[Dataset records]
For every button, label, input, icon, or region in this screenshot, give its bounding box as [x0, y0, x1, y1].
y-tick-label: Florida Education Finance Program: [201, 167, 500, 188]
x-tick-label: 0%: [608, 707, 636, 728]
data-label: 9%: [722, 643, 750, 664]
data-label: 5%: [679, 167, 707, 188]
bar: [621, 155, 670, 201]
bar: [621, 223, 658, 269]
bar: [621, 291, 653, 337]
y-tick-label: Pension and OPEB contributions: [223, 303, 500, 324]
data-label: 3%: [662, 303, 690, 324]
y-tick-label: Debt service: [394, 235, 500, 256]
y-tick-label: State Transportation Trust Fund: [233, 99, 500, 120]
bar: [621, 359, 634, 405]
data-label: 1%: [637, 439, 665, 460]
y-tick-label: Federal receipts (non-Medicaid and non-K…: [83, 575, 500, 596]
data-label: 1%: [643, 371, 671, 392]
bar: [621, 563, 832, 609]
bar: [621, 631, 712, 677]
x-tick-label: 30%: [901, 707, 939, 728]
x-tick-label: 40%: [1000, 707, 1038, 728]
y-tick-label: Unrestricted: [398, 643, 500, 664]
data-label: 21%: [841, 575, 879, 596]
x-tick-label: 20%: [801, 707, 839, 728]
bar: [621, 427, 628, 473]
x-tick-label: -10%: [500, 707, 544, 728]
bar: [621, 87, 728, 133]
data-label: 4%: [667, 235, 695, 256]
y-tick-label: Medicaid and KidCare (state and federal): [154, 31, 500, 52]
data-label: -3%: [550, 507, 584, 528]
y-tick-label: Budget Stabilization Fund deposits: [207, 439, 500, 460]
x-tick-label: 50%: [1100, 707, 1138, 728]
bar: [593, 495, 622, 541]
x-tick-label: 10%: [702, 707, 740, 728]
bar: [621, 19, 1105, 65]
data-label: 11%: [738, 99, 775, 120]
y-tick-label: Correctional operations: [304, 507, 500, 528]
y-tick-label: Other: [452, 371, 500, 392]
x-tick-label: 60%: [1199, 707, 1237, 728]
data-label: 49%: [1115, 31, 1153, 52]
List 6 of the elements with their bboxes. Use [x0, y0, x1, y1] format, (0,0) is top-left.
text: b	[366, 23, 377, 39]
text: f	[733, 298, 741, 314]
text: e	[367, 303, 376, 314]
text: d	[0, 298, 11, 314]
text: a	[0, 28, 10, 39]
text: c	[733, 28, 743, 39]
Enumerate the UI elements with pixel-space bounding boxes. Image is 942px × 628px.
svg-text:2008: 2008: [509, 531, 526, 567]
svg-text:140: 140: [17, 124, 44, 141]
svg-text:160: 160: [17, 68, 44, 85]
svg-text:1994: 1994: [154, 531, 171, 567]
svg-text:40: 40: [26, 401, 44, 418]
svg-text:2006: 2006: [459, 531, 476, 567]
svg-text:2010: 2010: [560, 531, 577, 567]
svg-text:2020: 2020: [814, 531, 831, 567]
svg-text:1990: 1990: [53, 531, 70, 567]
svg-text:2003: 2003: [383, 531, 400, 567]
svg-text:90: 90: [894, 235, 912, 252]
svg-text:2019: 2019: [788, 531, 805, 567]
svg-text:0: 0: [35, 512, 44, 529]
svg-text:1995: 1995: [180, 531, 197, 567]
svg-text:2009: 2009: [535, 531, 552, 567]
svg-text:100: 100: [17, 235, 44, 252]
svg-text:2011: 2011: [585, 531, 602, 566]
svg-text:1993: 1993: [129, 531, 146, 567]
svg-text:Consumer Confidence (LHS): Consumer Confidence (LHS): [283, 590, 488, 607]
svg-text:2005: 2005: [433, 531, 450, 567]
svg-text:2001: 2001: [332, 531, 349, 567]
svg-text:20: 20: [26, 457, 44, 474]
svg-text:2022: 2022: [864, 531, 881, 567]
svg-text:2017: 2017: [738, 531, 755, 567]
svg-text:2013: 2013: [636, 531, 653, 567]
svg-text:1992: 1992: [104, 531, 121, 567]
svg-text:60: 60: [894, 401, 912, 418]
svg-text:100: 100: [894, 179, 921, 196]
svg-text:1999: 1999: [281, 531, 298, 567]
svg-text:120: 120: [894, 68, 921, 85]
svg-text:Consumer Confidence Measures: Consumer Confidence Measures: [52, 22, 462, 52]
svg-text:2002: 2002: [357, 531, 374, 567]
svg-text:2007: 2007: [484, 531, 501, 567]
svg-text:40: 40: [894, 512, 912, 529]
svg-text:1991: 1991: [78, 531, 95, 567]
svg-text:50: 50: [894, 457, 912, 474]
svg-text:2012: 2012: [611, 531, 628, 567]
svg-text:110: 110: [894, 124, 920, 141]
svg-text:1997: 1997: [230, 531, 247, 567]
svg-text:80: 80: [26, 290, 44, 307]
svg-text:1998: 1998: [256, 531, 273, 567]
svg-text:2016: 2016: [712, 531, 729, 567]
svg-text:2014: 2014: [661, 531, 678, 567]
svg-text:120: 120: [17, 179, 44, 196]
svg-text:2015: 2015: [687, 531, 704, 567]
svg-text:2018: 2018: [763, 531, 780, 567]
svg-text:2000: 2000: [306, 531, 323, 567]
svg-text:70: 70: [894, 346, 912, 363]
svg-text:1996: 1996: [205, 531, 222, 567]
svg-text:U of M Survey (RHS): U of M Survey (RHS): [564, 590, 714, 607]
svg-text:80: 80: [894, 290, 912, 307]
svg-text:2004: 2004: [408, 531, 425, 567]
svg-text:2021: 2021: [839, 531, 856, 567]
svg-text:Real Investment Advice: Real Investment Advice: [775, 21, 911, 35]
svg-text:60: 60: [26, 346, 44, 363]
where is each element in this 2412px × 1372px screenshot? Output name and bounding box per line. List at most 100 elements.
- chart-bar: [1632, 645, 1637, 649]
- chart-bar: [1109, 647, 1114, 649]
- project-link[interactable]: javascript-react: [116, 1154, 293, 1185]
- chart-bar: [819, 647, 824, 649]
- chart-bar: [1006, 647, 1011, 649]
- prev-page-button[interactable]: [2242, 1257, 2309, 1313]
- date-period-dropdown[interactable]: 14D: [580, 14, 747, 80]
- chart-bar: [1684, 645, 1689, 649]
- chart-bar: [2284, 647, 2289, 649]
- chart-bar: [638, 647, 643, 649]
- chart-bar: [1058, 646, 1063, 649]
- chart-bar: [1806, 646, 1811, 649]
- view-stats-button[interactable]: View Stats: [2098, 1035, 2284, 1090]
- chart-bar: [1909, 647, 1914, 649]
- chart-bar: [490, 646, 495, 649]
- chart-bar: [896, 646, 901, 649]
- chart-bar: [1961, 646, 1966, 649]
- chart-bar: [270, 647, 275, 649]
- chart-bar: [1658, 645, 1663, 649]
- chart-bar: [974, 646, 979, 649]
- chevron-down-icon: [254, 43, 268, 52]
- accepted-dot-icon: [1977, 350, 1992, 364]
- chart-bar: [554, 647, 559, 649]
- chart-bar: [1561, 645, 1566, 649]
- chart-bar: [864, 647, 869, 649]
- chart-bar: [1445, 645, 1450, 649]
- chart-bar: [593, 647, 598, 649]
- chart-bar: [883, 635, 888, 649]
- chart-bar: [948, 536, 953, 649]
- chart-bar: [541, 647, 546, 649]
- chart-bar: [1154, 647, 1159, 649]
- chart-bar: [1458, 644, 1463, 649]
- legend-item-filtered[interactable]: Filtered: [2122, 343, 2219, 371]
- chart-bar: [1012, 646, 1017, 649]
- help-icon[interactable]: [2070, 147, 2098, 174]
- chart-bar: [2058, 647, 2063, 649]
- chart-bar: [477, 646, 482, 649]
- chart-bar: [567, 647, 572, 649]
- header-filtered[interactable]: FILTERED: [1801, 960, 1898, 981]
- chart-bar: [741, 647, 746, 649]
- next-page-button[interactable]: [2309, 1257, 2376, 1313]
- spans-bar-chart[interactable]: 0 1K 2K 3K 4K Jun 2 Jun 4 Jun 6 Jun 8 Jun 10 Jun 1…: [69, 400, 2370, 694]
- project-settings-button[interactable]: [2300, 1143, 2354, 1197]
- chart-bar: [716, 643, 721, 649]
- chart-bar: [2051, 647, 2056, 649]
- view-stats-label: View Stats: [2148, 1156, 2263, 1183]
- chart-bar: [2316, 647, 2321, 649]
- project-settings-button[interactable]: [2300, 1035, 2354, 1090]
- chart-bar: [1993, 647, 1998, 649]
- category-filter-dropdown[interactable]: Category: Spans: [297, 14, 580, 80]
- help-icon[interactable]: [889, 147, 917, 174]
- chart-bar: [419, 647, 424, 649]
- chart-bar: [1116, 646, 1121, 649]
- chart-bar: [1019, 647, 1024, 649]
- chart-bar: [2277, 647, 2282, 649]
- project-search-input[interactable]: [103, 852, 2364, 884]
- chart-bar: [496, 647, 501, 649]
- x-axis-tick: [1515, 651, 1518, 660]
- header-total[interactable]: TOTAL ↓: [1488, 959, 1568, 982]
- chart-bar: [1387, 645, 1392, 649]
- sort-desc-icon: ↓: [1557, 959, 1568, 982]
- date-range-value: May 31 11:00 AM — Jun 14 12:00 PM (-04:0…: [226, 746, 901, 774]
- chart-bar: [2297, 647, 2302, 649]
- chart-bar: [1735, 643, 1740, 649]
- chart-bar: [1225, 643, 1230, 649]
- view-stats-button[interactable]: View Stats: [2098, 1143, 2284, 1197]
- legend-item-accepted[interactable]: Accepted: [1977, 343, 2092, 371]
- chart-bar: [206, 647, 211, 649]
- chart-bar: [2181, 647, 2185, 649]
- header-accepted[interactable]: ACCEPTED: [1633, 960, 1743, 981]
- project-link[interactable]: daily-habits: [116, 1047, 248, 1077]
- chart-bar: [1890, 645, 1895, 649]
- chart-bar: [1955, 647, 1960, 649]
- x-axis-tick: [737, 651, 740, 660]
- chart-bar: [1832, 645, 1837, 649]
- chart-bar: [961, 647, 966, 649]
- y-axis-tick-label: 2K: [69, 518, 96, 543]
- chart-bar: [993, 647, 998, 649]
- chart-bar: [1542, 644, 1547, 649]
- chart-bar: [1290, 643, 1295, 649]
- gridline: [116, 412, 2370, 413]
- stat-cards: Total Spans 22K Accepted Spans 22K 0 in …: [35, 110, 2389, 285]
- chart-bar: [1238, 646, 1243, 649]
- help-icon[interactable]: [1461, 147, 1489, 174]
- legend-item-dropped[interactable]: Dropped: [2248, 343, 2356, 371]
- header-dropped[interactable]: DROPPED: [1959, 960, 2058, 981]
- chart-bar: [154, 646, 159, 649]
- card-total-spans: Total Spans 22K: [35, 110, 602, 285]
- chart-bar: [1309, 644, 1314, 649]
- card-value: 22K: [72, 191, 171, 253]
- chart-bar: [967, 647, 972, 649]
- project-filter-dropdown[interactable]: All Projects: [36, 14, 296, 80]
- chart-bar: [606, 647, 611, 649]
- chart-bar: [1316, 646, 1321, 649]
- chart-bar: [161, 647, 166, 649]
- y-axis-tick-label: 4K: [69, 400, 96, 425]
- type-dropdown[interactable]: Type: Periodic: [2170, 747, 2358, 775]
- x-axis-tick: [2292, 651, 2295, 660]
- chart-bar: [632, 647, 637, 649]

» **TASK REQUIREMENTS**: Extract, word for word, the lines of the items starting at the first line and ending at the line that contains "bar: [621, 155, 670, 201]", including both of these lines.

» **PROBLEM SOLUTION**:
For every button, label, input, icon, or region in this screenshot, give its bounding box as [x0, y0, x1, y1].
y-tick-label: Florida Education Finance Program: [201, 167, 500, 188]
x-tick-label: 0%: [608, 707, 636, 728]
data-label: 9%: [722, 643, 750, 664]
data-label: 5%: [679, 167, 707, 188]
bar: [621, 155, 670, 201]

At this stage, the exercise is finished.